• _Excerpted records_:
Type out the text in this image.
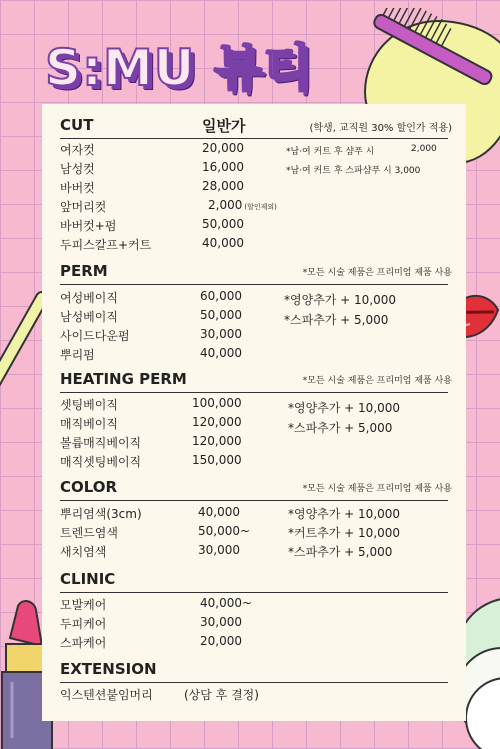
S:MU 뷰티
CUT	일반가	(학생, 교직원 30% 할인가 적용)
여자컷	20,000
남성컷	16,000
바버컷	28,000
앞머리컷	2,000 (할인제외)
바버컷+펌	50,000
두피스칼프+커트	40,000
*남·여 커트 후 샴푸 시	2,000
*남·여 커트 후 스파샴푸 시 3,000
PERM	*모든 시술 제품은 프리미엄 제품 사용
여성베이직	60,000
남성베이직	50,000
사이드다운펌	30,000
뿌리펌	40,000
*영양추가 + 10,000
*스파추가 + 5,000
HEATING PERM	*모든 시술 제품은 프리미엄 제품 사용
셋팅베이직	100,000
매직베이직	120,000
볼륨매직베이직	120,000
매직셋팅베이직	150,000
*영양추가 + 10,000
*스파추가 + 5,000
COLOR	*모든 시술 제품은 프리미엄 제품 사용
뿌리염색(3cm)	40,000
트렌드염색	50,000~
새치염색	30,000
*영양추가 + 10,000
*커트추가 + 10,000
*스파추가 + 5,000
CLINIC
모발케어	40,000~
두피케어	30,000
스파케어	20,000
EXTENSION
익스텐션붙임머리	(상담 후 결정)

• _Stated goal_: What comes back should match the records exactly, minus any pictures.

• _Output for this exercise_:
Type out the text in this image.
S:MU 뷰티
CUT	일반가	(학생, 교직원 30% 할인가 적용)
여자컷	20,000
남성컷	16,000
바버컷	28,000
앞머리컷	2,000 (할인제외)
바버컷+펌	50,000
두피스칼프+커트	40,000
*남·여 커트 후 샴푸 시	2,000
*남·여 커트 후 스파샴푸 시 3,000
PERM	*모든 시술 제품은 프리미엄 제품 사용
여성베이직	60,000
남성베이직	50,000
사이드다운펌	30,000
뿌리펌	40,000
*영양추가 + 10,000
*스파추가 + 5,000
HEATING PERM	*모든 시술 제품은 프리미엄 제품 사용
셋팅베이직	100,000
매직베이직	120,000
볼륨매직베이직	120,000
매직셋팅베이직	150,000
*영양추가 + 10,000
*스파추가 + 5,000
COLOR	*모든 시술 제품은 프리미엄 제품 사용
뿌리염색(3cm)	40,000
트렌드염색	50,000~
새치염색	30,000
*영양추가 + 10,000
*커트추가 + 10,000
*스파추가 + 5,000
CLINIC
모발케어	40,000~
두피케어	30,000
스파케어	20,000
EXTENSION
익스텐션붙임머리	(상담 후 결정)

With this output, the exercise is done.